Случай был удивительный, счастливый, почти волшебный. Фарадею следовало постараться, сделать все, что только было в его силах, дабы произвести впечатление на великого химика. Охваченный благоговейным трепетом, Фарадей внимательнейшим образом выслушивал все указания Дэви и делал даже больше, чем тот просил. Однако вскоре зрение у Дэви восстановилось, он поблагодарил Фарадея за работу, но при этом ясно дал понять, что в Королевской ассоциации у него уже имеется лаборант, так что для Майкла просто нет вакансии.
Фарадей приуныл, но сдаваться не собирался, он не мог допустить отказа, ведь это означало бы конец всех надежд. Считаные дни работы у Дэви открыли ему глаза, показали широчайшие возможности для обучения. Дэви любил рассказывать об идеях, приходивших ему в голову, он интересовался мнением тех, кто оказывался рядом. Как-то он обсуждал с Фарадеем один эксперимент, который планировал провести, и молодому человеку удалось получить представление о том, как у Дэви протекает мыслительный процесс. Это произвело на Фарадея глубокое впечатление. Дэви был бы идеальным наставником, и Майкл твердо решил добиться своего. Он вернулся к записям, которые делал на лекциях Дэви, доработал конспекты, переплел, так что получилась превосходная брошюра, аккуратно написанная от руки и дополненная зарисовками и схемами, и послал ее Дэви в качестве подарка. Спустя несколько недель он написал ему письмо, напомнив об эксперименте, который тот упоминал, но о котором, возможно, уже забыл (Дэви был известен своей рассеянностью). Ответа на письмо не последовало, но однажды, в феврале 1813 года, юношу неожиданно вызвали в Королевскую ассоциацию.
В тот день за невыполнение указаний начальства из ассоциации был уволен лаборант. Требовалось заменить его немедленно, и Дэви порекомендовал юного Майкла Фарадея. Работа лаборанта главным образом предполагала мытье бутылок и оборудования, уборку помещения и разжигание огня в каминах. Плата была низкой, значительно ниже, чем Майкл получал в качестве переплетчика, но он, с трудом веря в свою удачу, принял предложение.
Фарадей учился всему так быстро, что сам был поражен; это было совсем не похоже на медленный процесс самообразования, когда приходилось до всего доходить своим умом. Под руководством своего наставника он вскоре научился готовить разные химические соединения, включая взрывоопасные смеси. Но главное — он получил возможность постигать азы химического анализа у величайшего химика эпохи.
Круг обязанностей увеличивался, и вскоре Фарадей был допущен в лабораторию для проведения собственных опытов. Он работал днями и ночами, стараясь навести на столах и полках столь необходимый порядок. Постепенно их взаимоотношения с Дэви становились глубже — маститый ученый, кажется, видел в Фарадее себя в молодости.
Однажды летом Дэви готовился совершить длительный тур по Европе и пригласил Фарадея поехать с ним в качестве лаборанта и камердинера. И хотя Фарадею не улыбалась мысль прислуживать, это был шанс встретиться с выдающимися европейскими учеными и поработать рядом с Дэви (тот брал в путешествие переносную лабораторию) — ради такой перспективы можно было согласиться на все. Фарадею представлялась блестящая возможность не только работать, но и жить рядом с Дэви, перенимать его знания и сам образ мыслей.

- _ЗАДАНИЯ_:
1. Перепишите фрагмент текста о Фарадее, начиная со слов "Фарадей учился всему" и заканчивая словами "величайшего химика эпохи.", и замените в нем "величайшего химика эпохи" на "крупнейшего химика своего времени".
2. Ответьте на вопросы по тексту о Фарадее.
(a) В каком месяце и году Фарадея вызвали в Королевскую ассоциацию?
(b) Из чего главным образом состояла работа лаборанта?
(c) В каком качестве Дэви пригласил Фарадея в тур по Европе?
3. Напишите продолжение текста о Фарадее и Дэви, начав сразу после его последнего предложения.

[Списки элементов и областей]

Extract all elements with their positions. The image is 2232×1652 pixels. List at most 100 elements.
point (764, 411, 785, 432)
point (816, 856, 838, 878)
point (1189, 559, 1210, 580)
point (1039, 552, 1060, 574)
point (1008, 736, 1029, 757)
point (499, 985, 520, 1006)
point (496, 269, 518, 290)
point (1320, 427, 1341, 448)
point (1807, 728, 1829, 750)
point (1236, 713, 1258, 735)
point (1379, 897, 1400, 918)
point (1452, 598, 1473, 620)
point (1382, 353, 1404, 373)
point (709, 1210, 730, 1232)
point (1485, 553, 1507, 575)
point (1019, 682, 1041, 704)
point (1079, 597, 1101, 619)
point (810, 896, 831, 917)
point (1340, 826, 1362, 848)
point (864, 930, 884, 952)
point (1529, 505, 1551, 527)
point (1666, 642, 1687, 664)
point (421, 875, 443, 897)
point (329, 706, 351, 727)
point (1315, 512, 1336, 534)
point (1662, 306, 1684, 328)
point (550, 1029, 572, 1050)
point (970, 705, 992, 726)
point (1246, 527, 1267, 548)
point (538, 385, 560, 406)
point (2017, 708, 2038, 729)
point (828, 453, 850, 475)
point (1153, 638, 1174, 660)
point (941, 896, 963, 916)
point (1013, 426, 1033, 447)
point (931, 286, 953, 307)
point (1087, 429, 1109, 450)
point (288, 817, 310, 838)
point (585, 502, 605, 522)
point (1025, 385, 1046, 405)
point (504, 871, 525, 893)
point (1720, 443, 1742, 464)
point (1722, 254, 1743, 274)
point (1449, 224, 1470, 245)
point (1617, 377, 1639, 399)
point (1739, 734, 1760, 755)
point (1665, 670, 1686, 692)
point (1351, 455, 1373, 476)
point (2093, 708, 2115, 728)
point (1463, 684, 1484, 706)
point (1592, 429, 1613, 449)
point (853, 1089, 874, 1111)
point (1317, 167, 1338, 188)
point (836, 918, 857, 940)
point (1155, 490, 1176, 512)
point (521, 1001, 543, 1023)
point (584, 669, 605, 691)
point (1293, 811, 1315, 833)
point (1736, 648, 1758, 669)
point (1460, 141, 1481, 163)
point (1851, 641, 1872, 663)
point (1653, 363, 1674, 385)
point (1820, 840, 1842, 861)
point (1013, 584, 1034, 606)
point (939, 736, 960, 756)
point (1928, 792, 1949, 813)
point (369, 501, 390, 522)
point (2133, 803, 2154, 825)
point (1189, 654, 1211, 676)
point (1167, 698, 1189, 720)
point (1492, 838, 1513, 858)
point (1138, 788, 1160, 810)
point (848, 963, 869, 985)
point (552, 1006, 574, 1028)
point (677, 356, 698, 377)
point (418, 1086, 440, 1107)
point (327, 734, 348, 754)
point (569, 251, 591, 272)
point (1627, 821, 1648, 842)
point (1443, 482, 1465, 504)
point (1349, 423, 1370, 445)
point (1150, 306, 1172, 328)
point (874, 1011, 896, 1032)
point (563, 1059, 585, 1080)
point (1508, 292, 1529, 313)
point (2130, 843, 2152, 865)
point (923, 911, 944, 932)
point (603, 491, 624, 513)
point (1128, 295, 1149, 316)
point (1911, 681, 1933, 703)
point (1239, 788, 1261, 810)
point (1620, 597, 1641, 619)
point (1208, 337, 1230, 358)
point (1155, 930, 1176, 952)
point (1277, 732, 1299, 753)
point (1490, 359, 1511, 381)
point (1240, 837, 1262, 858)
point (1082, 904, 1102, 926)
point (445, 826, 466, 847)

- _РЕЗУЛЬТАТЫ ВЫПОЛНЕНИЯ_:
1.
Фарадей учился всему так быстро, что сам был поражен; это было совсем не похоже на медленный процесс самообразования, когда приходилось до всего доходить своим умом. Под руководством своего наставника он вскоре научился готовить разные химические соединения, включая взрывоопасные смеси. Но главное — он получил возможность постигать азы химического анализа у крупнейшего химика своего времени.

2.
(a) В феврале 1813 года.
(b) Из мытья бутылок и оборудования, уборки помещения и разжигания огня в каминах.
(c) В качестве лаборанта и камердинера.

3.
Во время путешествия Фарадей ассистировал Дэви при проведении эксперимента, который произвел на него неизгладимое впечатление. В те годы в ученом мире шла дискуссия о точном химическом составе алмазов. Считалось, что они состоят из углерода. Но возможно ли, чтобы прекрасные драгоценные камни состояли из того же элемента, что и древесный уголь? В химическом составе алмазов наверняка присутствует что-то еще, считали ученые, способов же разделить алмаз на химические элементы тогда не знали, и эта проблема не давала покоя многим исследователям.
Дэви давно занимала радикально новая идея о том, что свойства веществ определяют не элементы сами по себе. Возможно, химический состав угля и алмаза абсолютно одинаков, но в их молекулярной структуре есть различия, которые и обусловливают различные физические свойства. Такой взгляд на природу вещей был революционным, но способов доказать свою идею у Дэви не было, пока однажды, во время путешествия по Франции, в голову ему не пришла идея практически безупречного, идеального эксперимента.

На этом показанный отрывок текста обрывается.